Task description: Show every line where "nevelőotthoni" occurs.

Stored records:
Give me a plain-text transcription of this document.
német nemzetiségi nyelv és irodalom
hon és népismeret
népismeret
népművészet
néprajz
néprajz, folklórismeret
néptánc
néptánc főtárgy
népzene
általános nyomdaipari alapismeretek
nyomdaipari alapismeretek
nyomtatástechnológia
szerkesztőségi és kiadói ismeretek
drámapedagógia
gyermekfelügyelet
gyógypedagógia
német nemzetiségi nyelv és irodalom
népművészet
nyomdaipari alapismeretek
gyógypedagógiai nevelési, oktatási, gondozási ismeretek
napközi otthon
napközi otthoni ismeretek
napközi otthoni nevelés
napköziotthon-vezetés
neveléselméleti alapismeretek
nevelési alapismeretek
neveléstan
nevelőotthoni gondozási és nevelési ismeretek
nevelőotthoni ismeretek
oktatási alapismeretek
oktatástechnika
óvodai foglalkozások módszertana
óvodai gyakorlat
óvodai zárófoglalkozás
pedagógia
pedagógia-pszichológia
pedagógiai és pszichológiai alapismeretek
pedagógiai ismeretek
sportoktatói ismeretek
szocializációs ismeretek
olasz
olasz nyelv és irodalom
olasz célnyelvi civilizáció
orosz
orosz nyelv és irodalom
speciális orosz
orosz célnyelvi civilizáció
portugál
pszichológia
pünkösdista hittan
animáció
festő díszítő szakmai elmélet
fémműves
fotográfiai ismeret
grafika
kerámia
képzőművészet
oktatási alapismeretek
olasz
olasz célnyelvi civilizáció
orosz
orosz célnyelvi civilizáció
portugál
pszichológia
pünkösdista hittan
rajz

The response:
nevelőotthoni gondozási és nevelési ismeretek
nevelőotthoni ismeretek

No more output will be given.